- Exercise prompt
Check every line of the records below for the string "color" and copy the ones that have it.
________
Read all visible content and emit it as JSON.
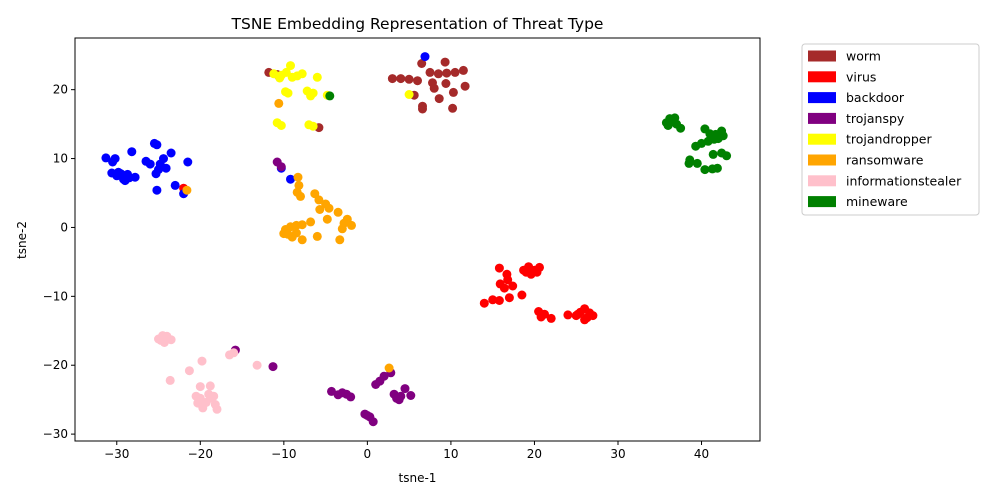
{
  "chart_data": {
    "type": "scatter",
    "title": "TSNE Embedding Representation of Threat Type",
    "xlabel": "tsne-1",
    "ylabel": "tsne-2",
    "xlim": [
      -35,
      47
    ],
    "ylim": [
      -31,
      27.5
    ],
    "xticks": [
      -30,
      -20,
      -10,
      0,
      10,
      20,
      30,
      40
    ],
    "yticks": [
      -30,
      -20,
      -10,
      0,
      10,
      20
    ],
    "xtick_labels": [
      "−30",
      "−20",
      "−10",
      "0",
      "10",
      "20",
      "30",
      "40"
    ],
    "ytick_labels": [
      "−30",
      "−20",
      "−10",
      "0",
      "10",
      "20"
    ],
    "grid": false,
    "legend_position": "outside-right",
    "series": [
      {
        "name": "worm",
        "color": "#a52a2a",
        "points": [
          [
            -11.8,
            22.5
          ],
          [
            -10.8,
            22.2
          ],
          [
            3,
            21.6
          ],
          [
            4,
            21.6
          ],
          [
            5,
            21.5
          ],
          [
            6.5,
            23.8
          ],
          [
            7.5,
            22.5
          ],
          [
            8.5,
            22.3
          ],
          [
            9.5,
            22.4
          ],
          [
            10.5,
            22.5
          ],
          [
            11.5,
            22.8
          ],
          [
            11.7,
            20.5
          ],
          [
            9.3,
            24
          ],
          [
            6,
            21.3
          ],
          [
            7.8,
            21
          ],
          [
            8,
            20.2
          ],
          [
            9.4,
            20.9
          ],
          [
            10.3,
            19.6
          ],
          [
            8.6,
            18.7
          ],
          [
            6.6,
            17.6
          ],
          [
            6.6,
            17.2
          ],
          [
            10.2,
            17.3
          ],
          [
            5.6,
            19.2
          ],
          [
            -5.8,
            14.5
          ]
        ]
      },
      {
        "name": "virus",
        "color": "#ff0000",
        "points": [
          [
            -22,
            5.7
          ],
          [
            14,
            -11
          ],
          [
            15,
            -10.5
          ],
          [
            15.8,
            -10.6
          ],
          [
            15.8,
            -5.9
          ],
          [
            15.9,
            -8.2
          ],
          [
            16.4,
            -8.8
          ],
          [
            16.7,
            -6.8
          ],
          [
            16.8,
            -7.6
          ],
          [
            17,
            -10.2
          ],
          [
            17.4,
            -8.5
          ],
          [
            18.5,
            -9.8
          ],
          [
            18.7,
            -6.2
          ],
          [
            19,
            -6.5
          ],
          [
            19.3,
            -5.7
          ],
          [
            19.6,
            -6.8
          ],
          [
            20,
            -6.2
          ],
          [
            20.3,
            -6.5
          ],
          [
            20.6,
            -5.8
          ],
          [
            20.5,
            -12.2
          ],
          [
            20.8,
            -13
          ],
          [
            21.2,
            -12.6
          ],
          [
            22,
            -13.2
          ],
          [
            24,
            -12.7
          ],
          [
            25,
            -12.8
          ],
          [
            25.5,
            -12.3
          ],
          [
            26,
            -11.8
          ],
          [
            26.3,
            -13.1
          ],
          [
            26.6,
            -12.4
          ],
          [
            27,
            -12.8
          ],
          [
            26,
            -13.4
          ],
          [
            25.2,
            -12.6
          ]
        ]
      },
      {
        "name": "backdoor",
        "color": "#0000ff",
        "points": [
          [
            -31.3,
            10.1
          ],
          [
            -30.5,
            9.5
          ],
          [
            -30.2,
            10
          ],
          [
            -30,
            7.5
          ],
          [
            -29.8,
            8
          ],
          [
            -29.5,
            7.8
          ],
          [
            -29.2,
            7
          ],
          [
            -29,
            6.8
          ],
          [
            -28.5,
            7.2
          ],
          [
            -28.7,
            7.7
          ],
          [
            -30.6,
            7.9
          ],
          [
            -27.8,
            7.3
          ],
          [
            -28.2,
            11
          ],
          [
            -26.5,
            9.6
          ],
          [
            -26,
            9.2
          ],
          [
            -25.5,
            12.2
          ],
          [
            -25.2,
            12
          ],
          [
            -25,
            8.4
          ],
          [
            -25.3,
            7.8
          ],
          [
            -24.8,
            9.2
          ],
          [
            -24.4,
            10
          ],
          [
            -24.1,
            8.6
          ],
          [
            -23.5,
            10.8
          ],
          [
            -25.2,
            5.4
          ],
          [
            -23.0,
            6.1
          ],
          [
            -21.5,
            9.5
          ],
          [
            -22,
            4.9
          ],
          [
            6.9,
            24.8
          ],
          [
            -9.2,
            7
          ],
          [
            -10.3,
            8.6
          ]
        ]
      },
      {
        "name": "trojanspy",
        "color": "#800080",
        "points": [
          [
            -10.8,
            9.5
          ],
          [
            -10.3,
            8.8
          ],
          [
            -11.3,
            -20.2
          ],
          [
            -15.8,
            -17.8
          ],
          [
            -4.3,
            -23.8
          ],
          [
            -3.5,
            -24.3
          ],
          [
            -3,
            -24
          ],
          [
            -2.5,
            -24.2
          ],
          [
            -2,
            -24.6
          ],
          [
            -0.3,
            -27.1
          ],
          [
            0,
            -27.3
          ],
          [
            0.3,
            -27.5
          ],
          [
            0.7,
            -28.2
          ],
          [
            1,
            -22.8
          ],
          [
            1.5,
            -22.3
          ],
          [
            2,
            -21.6
          ],
          [
            2.8,
            -21.1
          ],
          [
            3.2,
            -24.2
          ],
          [
            3.5,
            -24.8
          ],
          [
            4,
            -24.5
          ],
          [
            4.5,
            -23.4
          ],
          [
            5.2,
            -24.4
          ],
          [
            3.8,
            -25
          ]
        ]
      },
      {
        "name": "trojandropper",
        "color": "#ffff00",
        "points": [
          [
            -11.2,
            22.3
          ],
          [
            -10.5,
            21.7
          ],
          [
            -10.3,
            22.1
          ],
          [
            -9.7,
            22.5
          ],
          [
            -9.2,
            23.5
          ],
          [
            -9,
            21.8
          ],
          [
            -8.4,
            22
          ],
          [
            -7.8,
            22.3
          ],
          [
            -9.8,
            19.7
          ],
          [
            -9.5,
            19.5
          ],
          [
            -6.5,
            19.5
          ],
          [
            -7.2,
            19.8
          ],
          [
            -6,
            21.8
          ],
          [
            -10.8,
            15.2
          ],
          [
            -10.3,
            14.8
          ],
          [
            -7,
            14.9
          ],
          [
            -6.5,
            14.7
          ],
          [
            -4.8,
            19.2
          ],
          [
            -6.8,
            19.1
          ],
          [
            5,
            19.3
          ]
        ]
      },
      {
        "name": "ransomware",
        "color": "#ffa500",
        "points": [
          [
            -10.6,
            18
          ],
          [
            -21.6,
            5.4
          ],
          [
            -8.3,
            7.3
          ],
          [
            -8.2,
            6.1
          ],
          [
            -8.4,
            5.1
          ],
          [
            -8,
            4.5
          ],
          [
            -6.3,
            4.9
          ],
          [
            -5.8,
            4
          ],
          [
            -5,
            3.4
          ],
          [
            -4.6,
            2.8
          ],
          [
            -5.7,
            2.6
          ],
          [
            -3.5,
            2.2
          ],
          [
            -4.8,
            1.2
          ],
          [
            -2.4,
            1.2
          ],
          [
            -2.8,
            0.6
          ],
          [
            -1.9,
            0.3
          ],
          [
            -3,
            -0.2
          ],
          [
            -6.8,
            0.8
          ],
          [
            -7.8,
            0.4
          ],
          [
            -8.5,
            0.3
          ],
          [
            -9.2,
            0.1
          ],
          [
            -9.8,
            -0.3
          ],
          [
            -10,
            -0.9
          ],
          [
            -9,
            -1.4
          ],
          [
            -8.5,
            -0.8
          ],
          [
            -7.8,
            -1.8
          ],
          [
            -6,
            -1.3
          ],
          [
            -3.3,
            -1.8
          ],
          [
            2.6,
            -20.4
          ],
          [
            -9.5,
            -1
          ]
        ]
      },
      {
        "name": "informationstealer",
        "color": "#ffc0cb",
        "points": [
          [
            -25,
            -16.2
          ],
          [
            -24.5,
            -15.7
          ],
          [
            -24,
            -15.8
          ],
          [
            -23.5,
            -16.3
          ],
          [
            -24.3,
            -16.7
          ],
          [
            -24.7,
            -16.4
          ],
          [
            -23.6,
            -22.2
          ],
          [
            -21.3,
            -20.8
          ],
          [
            -19.8,
            -19.4
          ],
          [
            -16.5,
            -18.5
          ],
          [
            -16,
            -18.2
          ],
          [
            -13.2,
            -20
          ],
          [
            -20.5,
            -24.5
          ],
          [
            -20.3,
            -25.5
          ],
          [
            -20,
            -24.8
          ],
          [
            -19.7,
            -26.2
          ],
          [
            -19.3,
            -25.4
          ],
          [
            -18.8,
            -24.8
          ],
          [
            -18.4,
            -24.5
          ],
          [
            -18,
            -26.4
          ],
          [
            -18.2,
            -25.7
          ],
          [
            -20,
            -23.1
          ],
          [
            -18.8,
            -23
          ],
          [
            -19,
            -24.2
          ]
        ]
      },
      {
        "name": "mineware",
        "color": "#008000",
        "points": [
          [
            -4.5,
            19.1
          ],
          [
            35.8,
            15.2
          ],
          [
            36.2,
            15.8
          ],
          [
            36.5,
            15.4
          ],
          [
            36.8,
            15.9
          ],
          [
            37,
            15
          ],
          [
            36,
            14.8
          ],
          [
            37.5,
            14.4
          ],
          [
            36.5,
            15.5
          ],
          [
            40.4,
            14.3
          ],
          [
            41,
            13.6
          ],
          [
            41.7,
            13.5
          ],
          [
            42,
            12.9
          ],
          [
            42.4,
            14
          ],
          [
            42.6,
            13.3
          ],
          [
            41.5,
            12.8
          ],
          [
            40.8,
            12.5
          ],
          [
            40,
            12.2
          ],
          [
            39.3,
            11.8
          ],
          [
            41.4,
            10.6
          ],
          [
            42.4,
            10.8
          ],
          [
            43,
            10.4
          ],
          [
            38.6,
            9.8
          ],
          [
            39.5,
            9.3
          ],
          [
            38.5,
            9.3
          ],
          [
            40.4,
            8.4
          ],
          [
            41.3,
            8.5
          ],
          [
            41.9,
            8.6
          ]
        ]
      }
    ]
  }
}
________
- Answer
        "color": "#a52a2a",
        "color": "#ff0000",
        "color": "#0000ff",
        "color": "#800080",
        "color": "#ffff00",
        "color": "#ffa500",
        "color": "#ffc0cb",
        "color": "#008000",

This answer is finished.